EXERCISE OBJECTIVE: In the listing below, pick out lines with "Accounting".

═════ DATA LINES ═════

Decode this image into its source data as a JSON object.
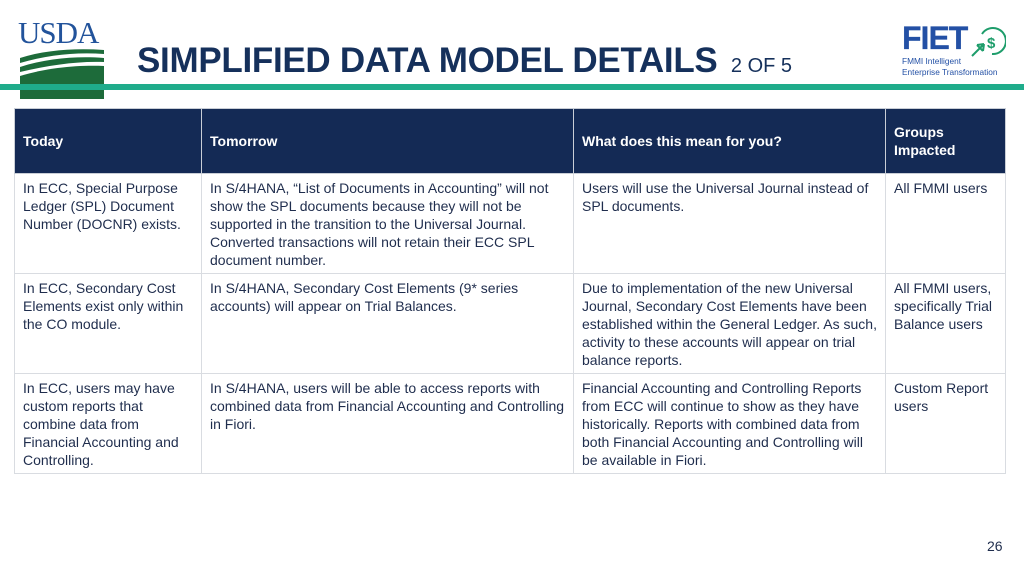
{
  "header": {
    "usda_logo_text": "USDA",
    "title": "SIMPLIFIED DATA MODEL DETAILS",
    "title_suffix": "2 OF 5",
    "fiet_logo": {
      "name": "FIET",
      "subtitle_line1": "FMMI Intelligent",
      "subtitle_line2": "Enterprise Transformation"
    },
    "accent_color": "#1fac8b",
    "title_color": "#15305b"
  },
  "table": {
    "header_color": "#142a55",
    "columns": [
      "Today",
      "Tomorrow",
      "What does this mean for you?",
      "Groups Impacted"
    ],
    "rows": [
      {
        "today": "In ECC, Special Purpose Ledger (SPL) Document Number (DOCNR) exists.",
        "tomorrow": "In S/4HANA, “List of Documents in Accounting” will not show the SPL documents because they will not be supported in the transition to the Universal Journal. Converted transactions will not retain their ECC SPL document number.",
        "meaning": "Users will use the Universal Journal instead of SPL documents.",
        "groups": "All FMMI users"
      },
      {
        "today": "In ECC, Secondary Cost Elements exist only within the CO module.",
        "tomorrow": "In S/4HANA, Secondary Cost Elements (9* series accounts) will appear on Trial Balances.",
        "meaning": "Due to implementation of the new Universal Journal, Secondary Cost Elements have been established within the General Ledger. As such, activity to these accounts will appear on trial balance reports.",
        "groups": "All FMMI users, specifically Trial Balance users"
      },
      {
        "today": "In ECC, users may have custom reports that combine data from Financial Accounting and Controlling.",
        "tomorrow": "In S/4HANA, users will be able to access reports with combined data from Financial Accounting and Controlling in Fiori.",
        "meaning": "Financial Accounting and Controlling Reports from ECC will continue to show as they have historically. Reports with combined data from both Financial Accounting and Controlling will be available in Fiori.",
        "groups": "Custom Report users"
      }
    ]
  },
  "footer": {
    "page_number": "26"
  }
}
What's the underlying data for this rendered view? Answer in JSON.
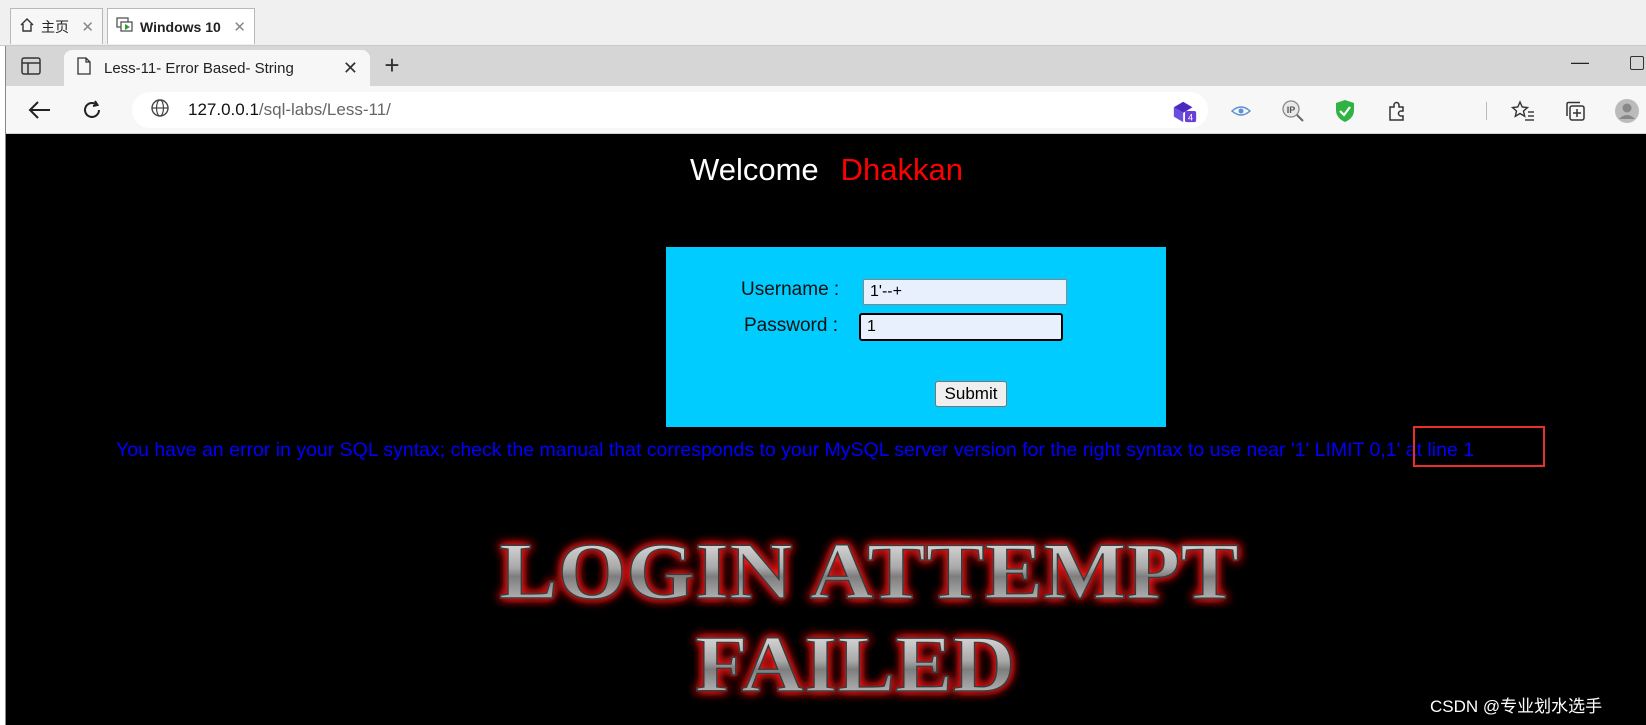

═════

RESULT OF THIS EXERCISE:
        "tomorrow": "In S/4HANA, “List of Documents in Accounting” will not show the SPL documents because they will not be supported in the transition to the Universal Journal. Converted transactions will not retain their ECC SPL document number.",
        "today": "In ECC, users may have custom reports that combine data from Financial Accounting and Controlling.",
        "tomorrow": "In S/4HANA, users will be able to access reports with combined data from Financial Accounting and Controlling in Fiori.",
        "meaning": "Financial Accounting and Controlling Reports from ECC will continue to show as they have historically. Reports with combined data from both Financial Accounting and Controlling will be available in Fiori.",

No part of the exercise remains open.